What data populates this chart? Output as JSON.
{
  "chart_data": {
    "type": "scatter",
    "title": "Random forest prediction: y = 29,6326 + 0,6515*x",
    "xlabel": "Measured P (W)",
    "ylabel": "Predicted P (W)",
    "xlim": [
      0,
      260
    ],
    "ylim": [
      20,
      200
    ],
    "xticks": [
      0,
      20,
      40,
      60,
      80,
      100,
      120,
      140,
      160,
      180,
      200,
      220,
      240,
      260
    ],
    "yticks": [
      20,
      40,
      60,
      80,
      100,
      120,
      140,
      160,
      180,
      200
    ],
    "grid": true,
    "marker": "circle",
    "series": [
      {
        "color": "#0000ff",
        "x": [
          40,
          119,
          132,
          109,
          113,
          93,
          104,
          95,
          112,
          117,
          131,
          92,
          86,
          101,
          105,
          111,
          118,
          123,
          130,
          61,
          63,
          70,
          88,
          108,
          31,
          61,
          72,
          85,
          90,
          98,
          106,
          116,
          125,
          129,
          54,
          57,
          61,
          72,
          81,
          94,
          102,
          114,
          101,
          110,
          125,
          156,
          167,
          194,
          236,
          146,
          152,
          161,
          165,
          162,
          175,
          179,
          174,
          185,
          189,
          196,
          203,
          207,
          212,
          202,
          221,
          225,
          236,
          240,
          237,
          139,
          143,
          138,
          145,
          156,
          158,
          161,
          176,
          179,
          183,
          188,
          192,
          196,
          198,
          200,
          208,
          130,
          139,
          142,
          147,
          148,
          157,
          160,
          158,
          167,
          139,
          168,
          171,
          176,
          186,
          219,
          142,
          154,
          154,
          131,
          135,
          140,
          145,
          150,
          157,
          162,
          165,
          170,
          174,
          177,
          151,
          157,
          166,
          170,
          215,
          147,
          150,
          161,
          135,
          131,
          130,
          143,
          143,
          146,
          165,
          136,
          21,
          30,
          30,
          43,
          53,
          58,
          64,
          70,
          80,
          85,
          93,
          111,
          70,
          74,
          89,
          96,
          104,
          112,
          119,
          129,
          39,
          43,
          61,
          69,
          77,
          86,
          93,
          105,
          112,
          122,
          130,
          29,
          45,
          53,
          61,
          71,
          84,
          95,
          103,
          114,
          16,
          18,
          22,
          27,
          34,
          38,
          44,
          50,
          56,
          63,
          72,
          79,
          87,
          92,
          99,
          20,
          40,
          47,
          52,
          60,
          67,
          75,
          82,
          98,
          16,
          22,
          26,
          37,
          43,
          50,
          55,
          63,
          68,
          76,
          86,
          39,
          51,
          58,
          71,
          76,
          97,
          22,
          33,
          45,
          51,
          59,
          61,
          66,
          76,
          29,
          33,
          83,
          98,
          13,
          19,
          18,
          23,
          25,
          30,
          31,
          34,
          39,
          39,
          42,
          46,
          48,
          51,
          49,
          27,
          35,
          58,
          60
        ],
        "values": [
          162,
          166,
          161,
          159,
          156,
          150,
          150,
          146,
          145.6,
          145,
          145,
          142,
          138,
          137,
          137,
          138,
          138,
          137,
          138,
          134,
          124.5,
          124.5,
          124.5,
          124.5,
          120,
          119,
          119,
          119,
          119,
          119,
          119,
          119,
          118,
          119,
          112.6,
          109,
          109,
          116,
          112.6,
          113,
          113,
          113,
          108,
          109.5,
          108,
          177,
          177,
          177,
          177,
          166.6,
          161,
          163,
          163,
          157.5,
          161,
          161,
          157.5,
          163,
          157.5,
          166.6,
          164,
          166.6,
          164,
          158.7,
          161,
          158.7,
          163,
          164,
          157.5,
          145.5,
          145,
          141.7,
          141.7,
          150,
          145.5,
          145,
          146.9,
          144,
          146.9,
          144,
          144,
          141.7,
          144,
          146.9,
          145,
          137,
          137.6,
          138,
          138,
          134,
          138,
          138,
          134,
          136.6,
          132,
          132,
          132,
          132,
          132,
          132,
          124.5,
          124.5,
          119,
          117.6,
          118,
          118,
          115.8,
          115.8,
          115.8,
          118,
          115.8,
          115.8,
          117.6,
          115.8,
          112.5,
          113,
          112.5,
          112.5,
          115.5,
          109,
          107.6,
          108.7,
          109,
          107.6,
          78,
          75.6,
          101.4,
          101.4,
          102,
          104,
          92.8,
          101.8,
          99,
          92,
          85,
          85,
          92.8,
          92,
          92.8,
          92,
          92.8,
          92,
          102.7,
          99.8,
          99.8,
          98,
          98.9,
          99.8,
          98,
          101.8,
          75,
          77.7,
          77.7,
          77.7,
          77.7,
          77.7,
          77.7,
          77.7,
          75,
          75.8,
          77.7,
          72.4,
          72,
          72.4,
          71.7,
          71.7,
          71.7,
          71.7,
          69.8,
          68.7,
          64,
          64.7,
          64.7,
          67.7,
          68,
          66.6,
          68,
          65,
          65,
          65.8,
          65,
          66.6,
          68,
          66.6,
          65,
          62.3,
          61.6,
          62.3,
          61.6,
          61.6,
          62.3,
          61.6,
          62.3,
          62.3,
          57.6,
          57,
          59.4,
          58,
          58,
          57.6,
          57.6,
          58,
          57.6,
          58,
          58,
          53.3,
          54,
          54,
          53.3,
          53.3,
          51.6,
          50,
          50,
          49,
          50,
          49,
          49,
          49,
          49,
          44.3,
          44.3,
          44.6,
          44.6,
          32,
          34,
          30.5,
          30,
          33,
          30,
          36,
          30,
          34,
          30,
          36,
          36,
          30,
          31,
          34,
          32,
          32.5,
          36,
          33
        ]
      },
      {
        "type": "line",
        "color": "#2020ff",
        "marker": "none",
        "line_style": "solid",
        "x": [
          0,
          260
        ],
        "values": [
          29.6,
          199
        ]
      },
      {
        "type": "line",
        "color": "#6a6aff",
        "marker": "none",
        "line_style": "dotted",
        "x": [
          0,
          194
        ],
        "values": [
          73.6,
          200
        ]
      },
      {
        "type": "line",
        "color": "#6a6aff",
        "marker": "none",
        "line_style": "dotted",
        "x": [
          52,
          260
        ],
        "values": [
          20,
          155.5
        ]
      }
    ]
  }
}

### What needs to be done
Print all the data exactly.

### Written solution
What data populates this chart? Output as JSON.
{
  "chart_data": {
    "type": "scatter",
    "title": "Random forest prediction: y = 29,6326 + 0,6515*x",
    "xlabel": "Measured P (W)",
    "ylabel": "Predicted P (W)",
    "xlim": [
      0,
      260
    ],
    "ylim": [
      20,
      200
    ],
    "xticks": [
      0,
      20,
      40,
      60,
      80,
      100,
      120,
      140,
      160,
      180,
      200,
      220,
      240,
      260
    ],
    "yticks": [
      20,
      40,
      60,
      80,
      100,
      120,
      140,
      160,
      180,
      200
    ],
    "grid": true,
    "marker": "circle",
    "series": [
      {
        "color": "#0000ff",
        "x": [
          40,
          119,
          132,
          109,
          113,
          93,
          104,
          95,
          112,
          117,
          131,
          92,
          86,
          101,
          105,
          111,
          118,
          123,
          130,
          61,
          63,
          70,
          88,
          108,
          31,
          61,
          72,
          85,
          90,
          98,
          106,
          116,
          125,
          129,
          54,
          57,
          61,
          72,
          81,
          94,
          102,
          114,
          101,
          110,
          125,
          156,
          167,
          194,
          236,
          146,
          152,
          161,
          165,
          162,
          175,
          179,
          174,
          185,
          189,
          196,
          203,
          207,
          212,
          202,
          221,
          225,
          236,
          240,
          237,
          139,
          143,
          138,
          145,
          156,
          158,
          161,
          176,
          179,
          183,
          188,
          192,
          196,
          198,
          200,
          208,
          130,
          139,
          142,
          147,
          148,
          157,
          160,
          158,
          167,
          139,
          168,
          171,
          176,
          186,
          219,
          142,
          154,
          154,
          131,
          135,
          140,
          145,
          150,
          157,
          162,
          165,
          170,
          174,
          177,
          151,
          157,
          166,
          170,
          215,
          147,
          150,
          161,
          135,
          131,
          130,
          143,
          143,
          146,
          165,
          136,
          21,
          30,
          30,
          43,
          53,
          58,
          64,
          70,
          80,
          85,
          93,
          111,
          70,
          74,
          89,
          96,
          104,
          112,
          119,
          129,
          39,
          43,
          61,
          69,
          77,
          86,
          93,
          105,
          112,
          122,
          130,
          29,
          45,
          53,
          61,
          71,
          84,
          95,
          103,
          114,
          16,
          18,
          22,
          27,
          34,
          38,
          44,
          50,
          56,
          63,
          72,
          79,
          87,
          92,
          99,
          20,
          40,
          47,
          52,
          60,
          67,
          75,
          82,
          98,
          16,
          22,
          26,
          37,
          43,
          50,
          55,
          63,
          68,
          76,
          86,
          39,
          51,
          58,
          71,
          76,
          97,
          22,
          33,
          45,
          51,
          59,
          61,
          66,
          76,
          29,
          33,
          83,
          98,
          13,
          19,
          18,
          23,
          25,
          30,
          31,
          34,
          39,
          39,
          42,
          46,
          48,
          51,
          49,
          27,
          35,
          58,
          60
        ],
        "values": [
          162,
          166,
          161,
          159,
          156,
          150,
          150,
          146,
          145.6,
          145,
          145,
          142,
          138,
          137,
          137,
          138,
          138,
          137,
          138,
          134,
          124.5,
          124.5,
          124.5,
          124.5,
          120,
          119,
          119,
          119,
          119,
          119,
          119,
          119,
          118,
          119,
          112.6,
          109,
          109,
          116,
          112.6,
          113,
          113,
          113,
          108,
          109.5,
          108,
          177,
          177,
          177,
          177,
          166.6,
          161,
          163,
          163,
          157.5,
          161,
          161,
          157.5,
          163,
          157.5,
          166.6,
          164,
          166.6,
          164,
          158.7,
          161,
          158.7,
          163,
          164,
          157.5,
          145.5,
          145,
          141.7,
          141.7,
          150,
          145.5,
          145,
          146.9,
          144,
          146.9,
          144,
          144,
          141.7,
          144,
          146.9,
          145,
          137,
          137.6,
          138,
          138,
          134,
          138,
          138,
          134,
          136.6,
          132,
          132,
          132,
          132,
          132,
          132,
          124.5,
          124.5,
          119,
          117.6,
          118,
          118,
          115.8,
          115.8,
          115.8,
          118,
          115.8,
          115.8,
          117.6,
          115.8,
          112.5,
          113,
          112.5,
          112.5,
          115.5,
          109,
          107.6,
          108.7,
          109,
          107.6,
          78,
          75.6,
          101.4,
          101.4,
          102,
          104,
          92.8,
          101.8,
          99,
          92,
          85,
          85,
          92.8,
          92,
          92.8,
          92,
          92.8,
          92,
          102.7,
          99.8,
          99.8,
          98,
          98.9,
          99.8,
          98,
          101.8,
          75,
          77.7,
          77.7,
          77.7,
          77.7,
          77.7,
          77.7,
          77.7,
          75,
          75.8,
          77.7,
          72.4,
          72,
          72.4,
          71.7,
          71.7,
          71.7,
          71.7,
          69.8,
          68.7,
          64,
          64.7,
          64.7,
          67.7,
          68,
          66.6,
          68,
          65,
          65,
          65.8,
          65,
          66.6,
          68,
          66.6,
          65,
          62.3,
          61.6,
          62.3,
          61.6,
          61.6,
          62.3,
          61.6,
          62.3,
          62.3,
          57.6,
          57,
          59.4,
          58,
          58,
          57.6,
          57.6,
          58,
          57.6,
          58,
          58,
          53.3,
          54,
          54,
          53.3,
          53.3,
          51.6,
          50,
          50,
          49,
          50,
          49,
          49,
          49,
          49,
          44.3,
          44.3,
          44.6,
          44.6,
          32,
          34,
          30.5,
          30,
          33,
          30,
          36,
          30,
          34,
          30,
          36,
          36,
          30,
          31,
          34,
          32,
          32.5,
          36,
          33
        ]
      },
      {
        "type": "line",
        "color": "#2020ff",
        "marker": "none",
        "line_style": "solid",
        "x": [
          0,
          260
        ],
        "values": [
          29.6,
          199
        ]
      },
      {
        "type": "line",
        "color": "#6a6aff",
        "marker": "none",
        "line_style": "dotted",
        "x": [
          0,
          194
        ],
        "values": [
          73.6,
          200
        ]
      },
      {
        "type": "line",
        "color": "#6a6aff",
        "marker": "none",
        "line_style": "dotted",
        "x": [
          52,
          260
        ],
        "values": [
          20,
          155.5
        ]
      }
    ]
  }
}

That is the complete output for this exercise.